━━ DATA FOR THE TASK ━━
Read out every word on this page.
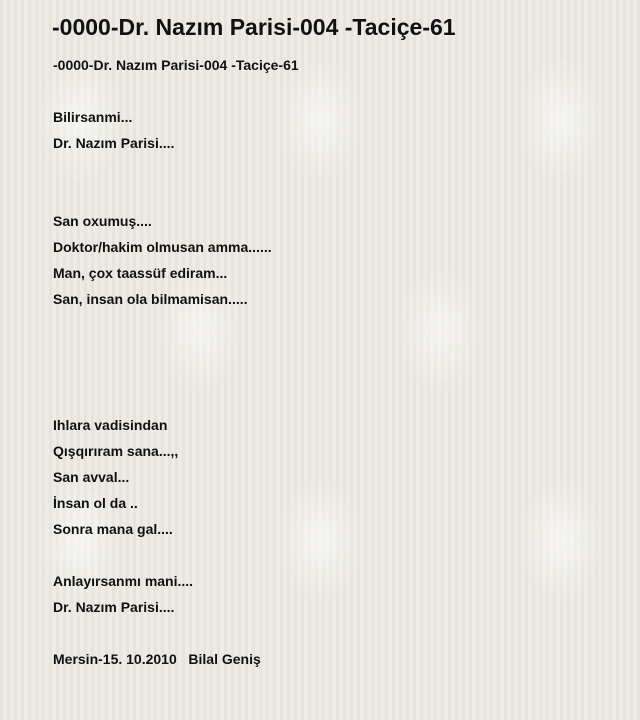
-0000-Dr. Nazım Parisi-004 -Taciçe-61
-0000-Dr. Nazım Parisi-004 -Taciçe-61
Bilirsanmi...
Dr. Nazım Parisi....
San oxumuş....
Doktor/hakim olmusan amma......
Man, çox taassüf ediram...
San, insan ola bilmamisan.....
Ihlara vadisindan
Qışqırıram sana...,,
San avval...
İnsan ol da ..
Sonra mana gal....
Anlayırsanmı mani....
Dr. Nazım Parisi....
Mersin-15. 10.2010   Bilal Geniş
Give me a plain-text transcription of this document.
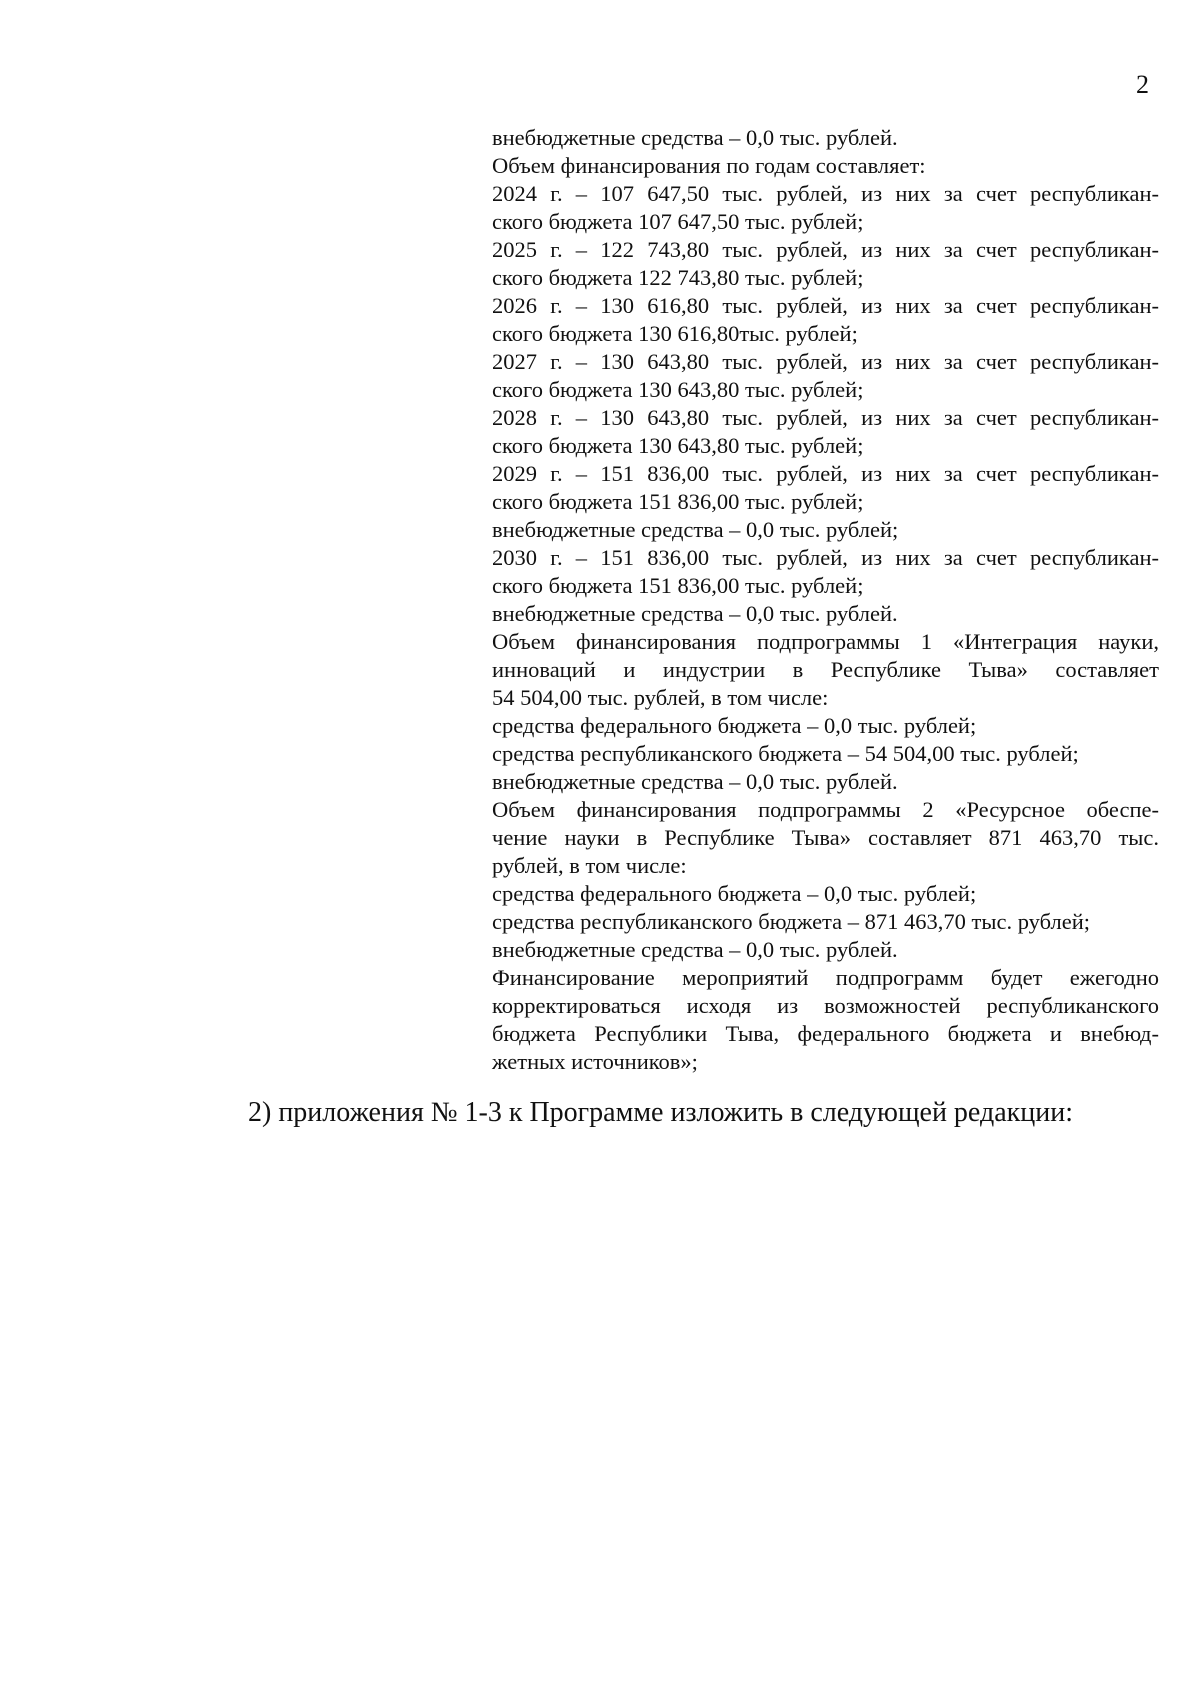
2
внебюджетные средства – 0,0 тыс. рублей.
Объем финансирования по годам составляет:
2024 г. – 107 647,50 тыс. рублей, из них за счет республикан-
ского бюджета 107 647,50 тыс. рублей;
2025 г. – 122 743,80 тыс. рублей, из них за счет республикан-
ского бюджета 122 743,80 тыс. рублей;
2026 г. – 130 616,80 тыс. рублей, из них за счет республикан-
ского бюджета 130 616,80тыс. рублей;
2027 г. – 130 643,80 тыс. рублей, из них за счет республикан-
ского бюджета 130 643,80 тыс. рублей;
2028 г. – 130 643,80 тыс. рублей, из них за счет республикан-
ского бюджета 130 643,80 тыс. рублей;
2029 г. – 151 836,00 тыс. рублей, из них за счет республикан-
ского бюджета 151 836,00 тыс. рублей;
внебюджетные средства – 0,0 тыс. рублей;
2030 г. – 151 836,00 тыс. рублей, из них за счет республикан-
ского бюджета 151 836,00 тыс. рублей;
внебюджетные средства – 0,0 тыс. рублей.
Объем финансирования подпрограммы 1 «Интеграция науки,
инноваций и индустрии в Республике Тыва» составляет
54 504,00 тыс. рублей, в том числе:
средства федерального бюджета – 0,0 тыс. рублей;
средства республиканского бюджета – 54 504,00 тыс. рублей;
внебюджетные средства – 0,0 тыс. рублей.
Объем финансирования подпрограммы 2 «Ресурсное обеспе-
чение науки в Республике Тыва» составляет 871 463,70 тыс.
рублей, в том числе:
средства федерального бюджета – 0,0 тыс. рублей;
средства республиканского бюджета – 871 463,70 тыс. рублей;
внебюджетные средства – 0,0 тыс. рублей.
Финансирование мероприятий подпрограмм будет ежегодно
корректироваться исходя из возможностей республиканского
бюджета Республики Тыва, федерального бюджета и внебюд-
жетных источников»;
2) приложения № 1-3 к Программе изложить в следующей редакции:
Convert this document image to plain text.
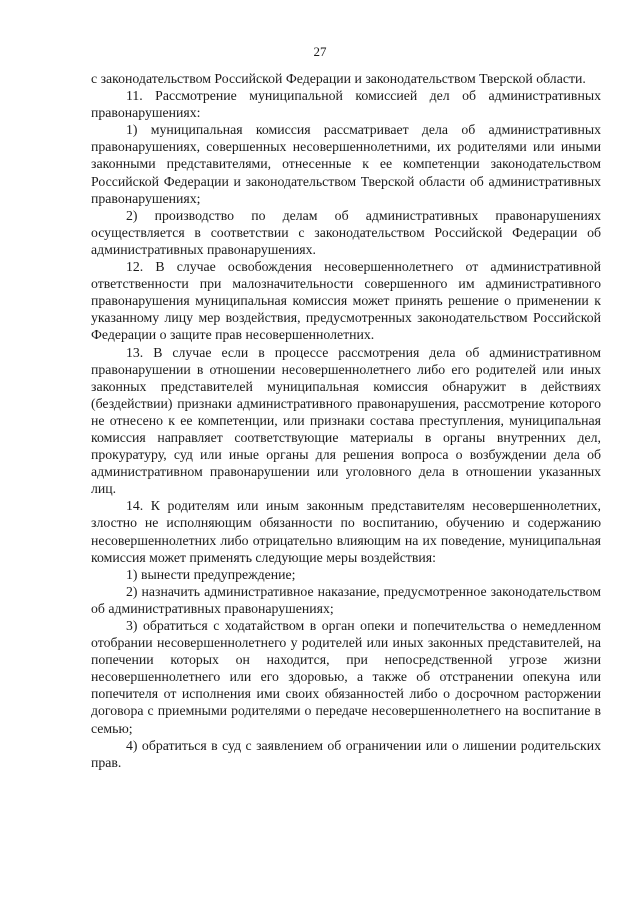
27

с законодательством Российской Федерации и законодательством Тверской области.

11. Рассмотрение муниципальной комиссией дел об административных правонарушениях:

1) муниципальная комиссия рассматривает дела об административных правонарушениях, совершенных несовершеннолетними, их родителями или иными законными представителями, отнесенные к ее компетенции законодательством Российской Федерации и законодательством Тверской области об административных правонарушениях;

2) производство по делам об административных правонарушениях осуществляется в соответствии с законодательством Российской Федерации об административных правонарушениях.

12. В случае освобождения несовершеннолетнего от административной ответственности при малозначительности совершенного им административного правонарушения муниципальная комиссия может принять решение о применении к указанному лицу мер воздействия, предусмотренных законодательством Российской Федерации о защите прав несовершеннолетних.

13. В случае если в процессе рассмотрения дела об административном правонарушении в отношении несовершеннолетнего либо его родителей или иных законных представителей муниципальная комиссия обнаружит в действиях (бездействии) признаки административного правонарушения, рассмотрение которого не отнесено к ее компетенции, или признаки состава преступления, муниципальная комиссия направляет соответствующие материалы в органы внутренних дел, прокуратуру, суд или иные органы для решения вопроса о возбуждении дела об административном правонарушении или уголовного дела в отношении указанных лиц.

14. К родителям или иным законным представителям несовершеннолетних, злостно не исполняющим обязанности по воспитанию, обучению и содержанию несовершеннолетних либо отрицательно влияющим на их поведение, муниципальная комиссия может применять следующие меры воздействия:

1) вынести предупреждение;

2) назначить административное наказание, предусмотренное законодательством об административных правонарушениях;

3) обратиться с ходатайством в орган опеки и попечительства о немедленном отобрании несовершеннолетнего у родителей или иных законных представителей, на попечении которых он находится, при непосредственной угрозе жизни несовершеннолетнего или его здоровью, а также об отстранении опекуна или попечителя от исполнения ими своих обязанностей либо о досрочном расторжении договора с приемными родителями о передаче несовершеннолетнего на воспитание в семью;

4) обратиться в суд с заявлением об ограничении или о лишении родительских прав.
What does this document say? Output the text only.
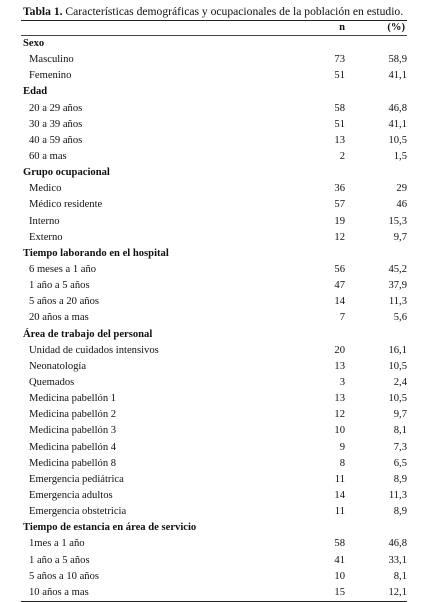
Tabla 1. Características demográficas y ocupacionales de la población en estudio.
n	(%)
Sexo
Masculino	73	58,9
Femenino	51	41,1
Edad
20 a 29 años	58	46,8
30 a 39 años	51	41,1
40 a 59 años	13	10,5
60 a mas	2	1,5
Grupo ocupacional
Medico	36	29
Médico residente	57	46
Interno	19	15,3
Externo	12	9,7
Tiempo laborando en el hospital
6 meses a 1 año	56	45,2
1 año a 5 años	47	37,9
5 años a 20 años	14	11,3
20 años a mas	7	5,6
Área de trabajo del personal
Unidad de cuidados intensivos	20	16,1
Neonatología	13	10,5
Quemados	3	2,4
Medicina pabellón 1	13	10,5
Medicina pabellón 2	12	9,7
Medicina pabellón 3	10	8,1
Medicina pabellón 4	9	7,3
Medicina pabellón 8	8	6,5
Emergencia pediátrica	11	8,9
Emergencia adultos	14	11,3
Emergencia obstetricia	11	8,9
Tiempo de estancia en área de servicio
1mes a 1 año	58	46,8
1 año a 5 años	41	33,1
5 años a 10 años	10	8,1
10 años a mas	15	12,1
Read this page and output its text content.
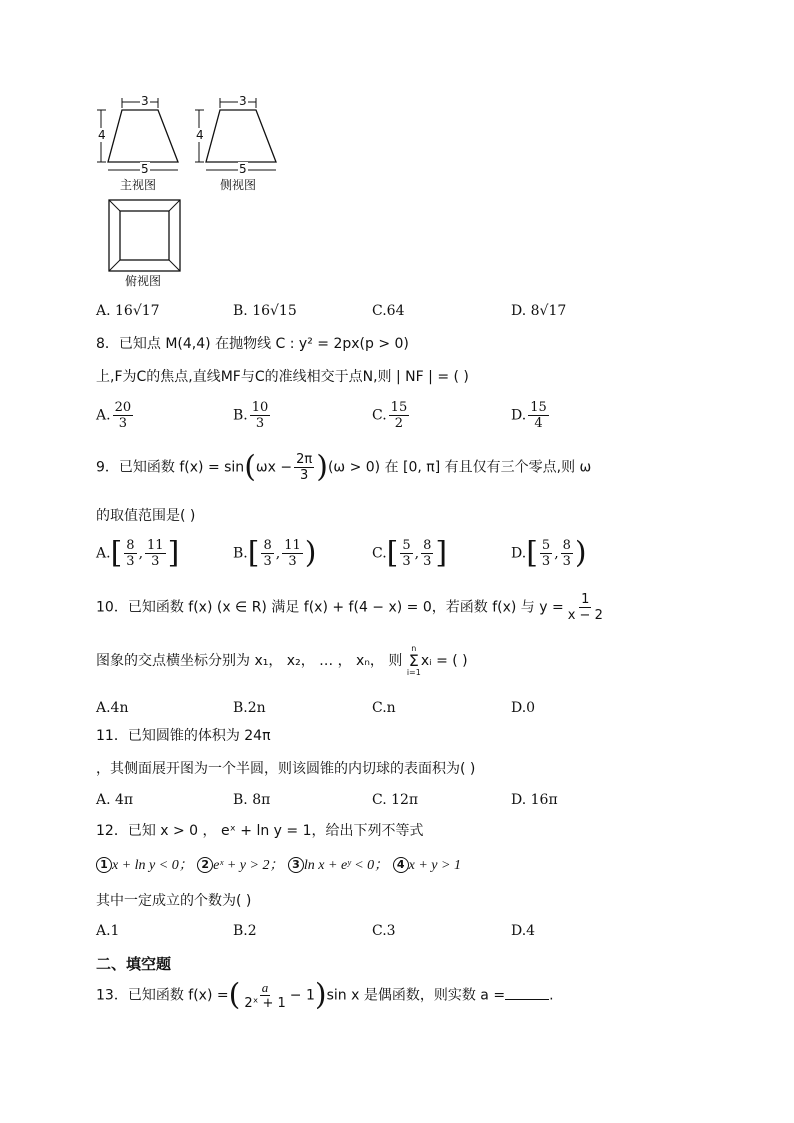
3
4
5
主视图
3
4
5
侧视图
俯视图
A. 16√17	B. 16√15	C.64	D. 8√17
8．已知点 M(4,4) 在抛物线 C : y² = 2px(p > 0)
上,F为C的焦点,直线MF与C的准线相交于点N,则 | NF | = ( )
A. $\frac{20}{3}$	B. $\frac{10}{3}$	C. $\frac{15}{2}$	D. $\frac{15}{4}$
9．已知函数 $f(x) = \sin(\omega x - \frac{2\pi}{3} )(\omega > 0)$ 在 [0, π] 有且仅有三个零点,则 ω
的取值范围是( )
$A.[ \frac{8}{3}$ , $\frac{11}{3}$ ]	$B.[ \frac{8}{3}$ , $\frac{11}{3}$ )	$C.[ \frac{5}{3}$ , $\frac{8}{3}$ ]	$D.[ \frac{5}{3}$ , $\frac{8}{3}$ )
10．已知函数 f(x) (x ∈ R) 满足 f(x) + f(4 − x) = 0，若函数 f(x) 与 $y = \frac{1}{x - 2}$
图象的交点横坐标分别为 x₁， x₂， … ， xₙ， 则
n
Σ
i=1
xᵢ = ( )
A.4n	B.2n	C.n	D.0
11．已知圆锥的体积为 24π
，其侧面展开图为一个半圆，则该圆锥的内切球的表面积为( )
A. 4π	B. 8π	C. 12π	D. 16π
12．已知 x > 0 ， eˣ + ln y = 1，给出下列不等式
1 x + ln y < 0； 2 eˣ + y > 2； 3 ln x + eʸ < 0； 4 x + y > 1
其中一定成立的个数为( )
A.1	B.2	C.3	D.4
二、填空题
13．已知函数 f(x) =( $\frac{a}{\text{2ˣ + 1}} - 1)\sin$ x 是偶函数，则实数 a =	.
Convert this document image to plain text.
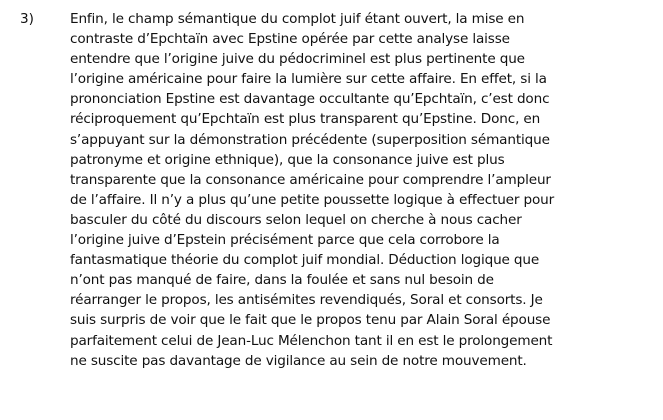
3)	Enfin, le champ sémantique du complot juif étant ouvert, la mise en
contraste d’Epchtaïn avec Epstine opérée par cette analyse laisse
entendre que l’origine juive du pédocriminel est plus pertinente que
l’origine américaine pour faire la lumière sur cette affaire. En effet, si la
prononciation Epstine est davantage occultante qu’Epchtaïn, c’est donc
réciproquement qu’Epchtaïn est plus transparent qu’Epstine. Donc, en
s’appuyant sur la démonstration précédente (superposition sémantique
patronyme et origine ethnique), que la consonance juive est plus
transparente que la consonance américaine pour comprendre l’ampleur
de l’affaire. Il n’y a plus qu’une petite poussette logique à effectuer pour
basculer du côté du discours selon lequel on cherche à nous cacher
l’origine juive d’Epstein précisément parce que cela corrobore la
fantasmatique théorie du complot juif mondial. Déduction logique que
n’ont pas manqué de faire, dans la foulée et sans nul besoin de
réarranger le propos, les antisémites revendiqués, Soral et consorts. Je
suis surpris de voir que le fait que le propos tenu par Alain Soral épouse
parfaitement celui de Jean-Luc Mélenchon tant il en est le prolongement
ne suscite pas davantage de vigilance au sein de notre mouvement.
━━━
Gather every line from the entries above where the word "已知函数" appears, and copy them.

● ANSWER TO THIS PROBLEM:
9．已知函数 $f(x) = \sin(\omega x - \frac{2\pi}{3} )(\omega > 0)$ 在 [0, π] 有且仅有三个零点,则 ω
10．已知函数 f(x) (x ∈ R) 满足 f(x) + f(4 − x) = 0，若函数 f(x) 与 $y = \frac{1}{x - 2}$
13．已知函数 f(x) =( $\frac{a}{\text{2ˣ + 1}} - 1)\sin$ x 是偶函数，则实数 a =	.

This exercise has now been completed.